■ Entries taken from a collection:
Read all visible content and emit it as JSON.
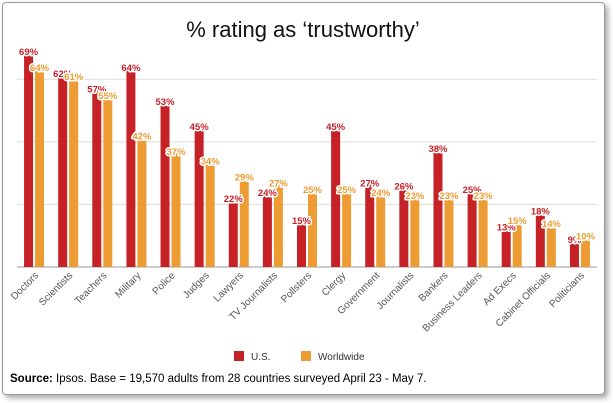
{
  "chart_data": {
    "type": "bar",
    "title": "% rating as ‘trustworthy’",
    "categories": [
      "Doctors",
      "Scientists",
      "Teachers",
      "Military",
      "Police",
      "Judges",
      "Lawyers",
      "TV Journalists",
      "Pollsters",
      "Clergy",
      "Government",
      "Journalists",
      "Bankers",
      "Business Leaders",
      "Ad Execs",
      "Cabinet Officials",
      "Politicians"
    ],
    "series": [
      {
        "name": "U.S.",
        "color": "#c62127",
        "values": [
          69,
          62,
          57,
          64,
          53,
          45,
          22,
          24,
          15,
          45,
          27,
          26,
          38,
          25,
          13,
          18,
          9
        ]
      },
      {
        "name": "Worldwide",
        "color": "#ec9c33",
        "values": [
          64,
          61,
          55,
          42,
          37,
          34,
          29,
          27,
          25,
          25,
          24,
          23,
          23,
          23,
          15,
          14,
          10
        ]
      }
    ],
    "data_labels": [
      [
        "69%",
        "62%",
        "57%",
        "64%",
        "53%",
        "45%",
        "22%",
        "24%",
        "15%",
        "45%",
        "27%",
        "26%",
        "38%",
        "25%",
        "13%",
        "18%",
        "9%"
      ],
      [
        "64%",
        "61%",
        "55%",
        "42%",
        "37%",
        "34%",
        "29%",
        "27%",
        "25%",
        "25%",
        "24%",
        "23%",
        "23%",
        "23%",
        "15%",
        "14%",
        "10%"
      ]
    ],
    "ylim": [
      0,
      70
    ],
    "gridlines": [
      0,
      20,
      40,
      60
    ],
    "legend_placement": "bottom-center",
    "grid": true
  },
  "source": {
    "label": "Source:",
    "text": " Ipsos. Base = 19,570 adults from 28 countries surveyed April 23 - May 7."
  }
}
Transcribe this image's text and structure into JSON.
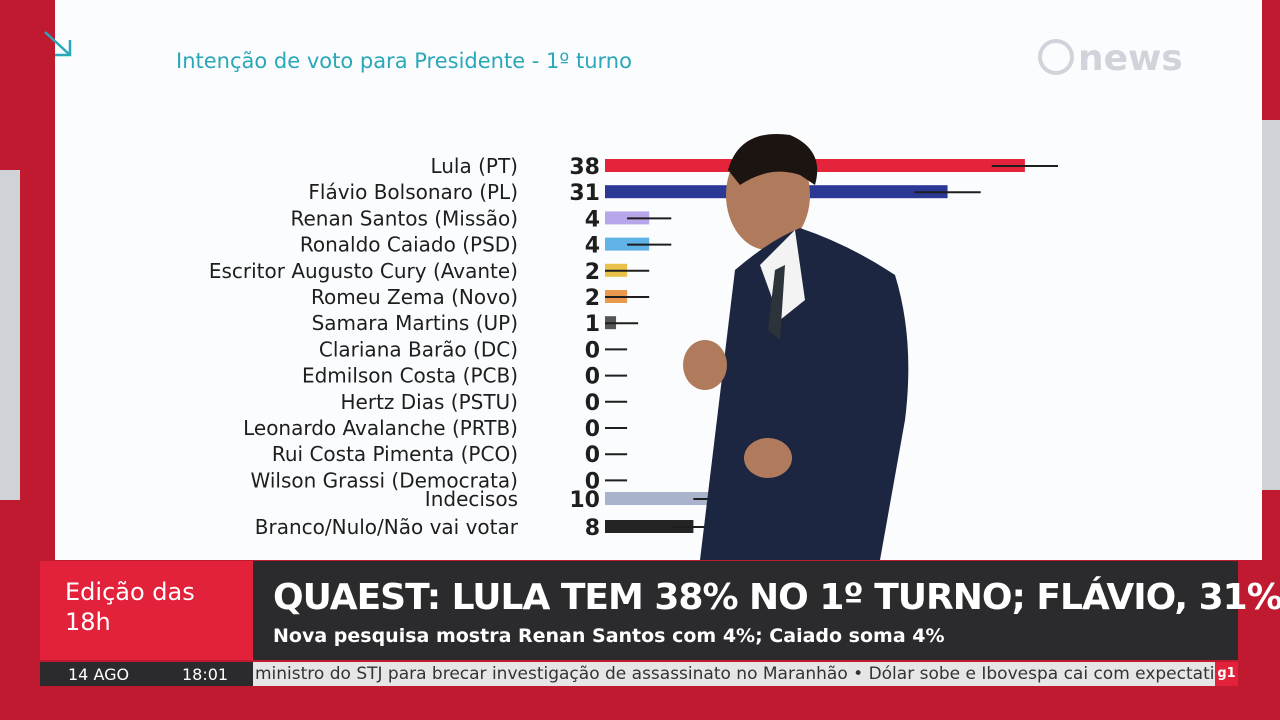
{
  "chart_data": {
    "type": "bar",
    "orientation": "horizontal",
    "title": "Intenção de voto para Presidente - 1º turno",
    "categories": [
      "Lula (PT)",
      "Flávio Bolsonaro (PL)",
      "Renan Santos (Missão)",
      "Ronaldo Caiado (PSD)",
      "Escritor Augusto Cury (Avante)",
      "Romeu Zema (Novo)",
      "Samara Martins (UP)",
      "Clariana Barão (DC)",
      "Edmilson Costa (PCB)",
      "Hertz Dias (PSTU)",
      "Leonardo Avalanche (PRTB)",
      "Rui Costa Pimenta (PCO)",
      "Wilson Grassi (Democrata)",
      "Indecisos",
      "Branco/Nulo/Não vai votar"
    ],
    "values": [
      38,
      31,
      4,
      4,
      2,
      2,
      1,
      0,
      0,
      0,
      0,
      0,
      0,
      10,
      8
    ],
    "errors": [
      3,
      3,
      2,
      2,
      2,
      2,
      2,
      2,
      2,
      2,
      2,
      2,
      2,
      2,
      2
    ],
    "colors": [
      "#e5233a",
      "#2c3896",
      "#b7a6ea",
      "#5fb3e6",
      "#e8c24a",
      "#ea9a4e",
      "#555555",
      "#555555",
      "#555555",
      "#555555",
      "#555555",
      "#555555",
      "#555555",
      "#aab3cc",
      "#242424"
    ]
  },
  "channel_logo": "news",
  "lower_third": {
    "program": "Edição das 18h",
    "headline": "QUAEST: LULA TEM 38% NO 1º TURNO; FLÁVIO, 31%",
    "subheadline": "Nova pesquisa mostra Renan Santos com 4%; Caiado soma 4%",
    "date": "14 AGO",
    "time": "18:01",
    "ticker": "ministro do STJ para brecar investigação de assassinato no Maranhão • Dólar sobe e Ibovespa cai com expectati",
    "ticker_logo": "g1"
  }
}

■ WHAT YOU SHOULD DO:
Your answer should be a single number: the count of lines containing the word "para".

■ RESULT OF THIS TASK:
2